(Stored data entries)
►
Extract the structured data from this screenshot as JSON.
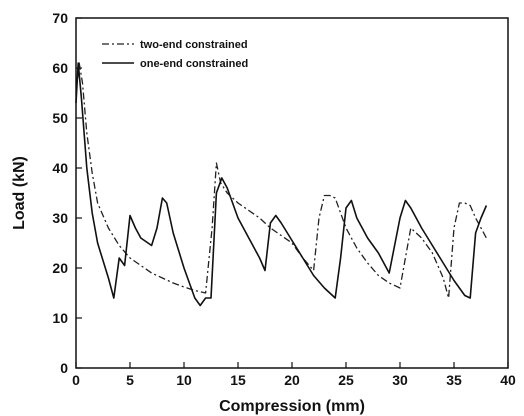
{
  "chart_data": {
    "type": "line",
    "xlabel": "Compression (mm)",
    "ylabel": "Load (kN)",
    "xlim": [
      0,
      40
    ],
    "ylim": [
      0,
      70
    ],
    "x_ticks": [
      0,
      5,
      10,
      15,
      20,
      25,
      30,
      35,
      40
    ],
    "y_ticks": [
      0,
      10,
      20,
      30,
      40,
      50,
      60,
      70
    ],
    "grid": false,
    "legend_position": "top-left",
    "series": [
      {
        "name": "two-end constrained",
        "style": "dash-dot",
        "color": "#222222",
        "x": [
          0,
          0.3,
          0.6,
          1,
          1.5,
          2,
          3,
          4,
          5,
          6,
          7,
          8,
          9,
          10,
          11,
          12,
          12.6,
          13,
          13.4,
          14,
          15,
          16,
          17,
          18,
          19,
          20,
          21,
          22,
          22.5,
          23,
          23.5,
          24,
          25,
          26,
          27,
          28,
          29,
          30,
          31,
          32,
          33,
          34,
          34.5,
          35,
          35.5,
          36,
          36.5,
          37,
          38
        ],
        "y": [
          55,
          61,
          57,
          47,
          39,
          33,
          28,
          24.5,
          22,
          20.5,
          19,
          18,
          17,
          16.2,
          15.5,
          15,
          28,
          41,
          37,
          35,
          33,
          31.5,
          30,
          28,
          26.5,
          25,
          22,
          19.5,
          30,
          34.5,
          34.5,
          34,
          28,
          24,
          21,
          18.5,
          17,
          16,
          28,
          26,
          23,
          18,
          14,
          28,
          33,
          33,
          32.5,
          30,
          26
        ]
      },
      {
        "name": "one-end constrained",
        "style": "solid",
        "color": "#111111",
        "x": [
          0,
          0.2,
          0.5,
          1,
          1.5,
          2,
          3,
          3.5,
          4,
          4.5,
          5,
          5.5,
          6,
          7,
          7.5,
          8,
          8.4,
          9,
          10,
          11,
          11.5,
          12,
          12.5,
          13,
          13.5,
          14,
          15,
          16,
          17,
          17.5,
          18,
          18.5,
          19,
          20,
          21,
          22,
          23,
          24,
          24.5,
          25,
          25.5,
          26,
          27,
          28,
          29,
          30,
          30.5,
          31,
          32,
          33,
          34,
          35,
          36,
          36.5,
          37,
          37.5,
          38
        ],
        "y": [
          53,
          61,
          54,
          40,
          31,
          25,
          18,
          14,
          22,
          20.5,
          30.5,
          28,
          26,
          24.5,
          28,
          34,
          33,
          27,
          20,
          14,
          12.5,
          14,
          14,
          35,
          38,
          36,
          30,
          26,
          22,
          19.5,
          29,
          30.5,
          29,
          25.5,
          22,
          18.5,
          16,
          14,
          22,
          32,
          33.5,
          30,
          26,
          23,
          19,
          30,
          33.5,
          32,
          28,
          24.5,
          21,
          17.5,
          14.5,
          14,
          27,
          30,
          32.5
        ]
      }
    ]
  }
}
◄
Aim - Select and copy each line from the data that includes the word "name".

Correct result -
        "name": "two-end constrained",
        "name": "one-end constrained",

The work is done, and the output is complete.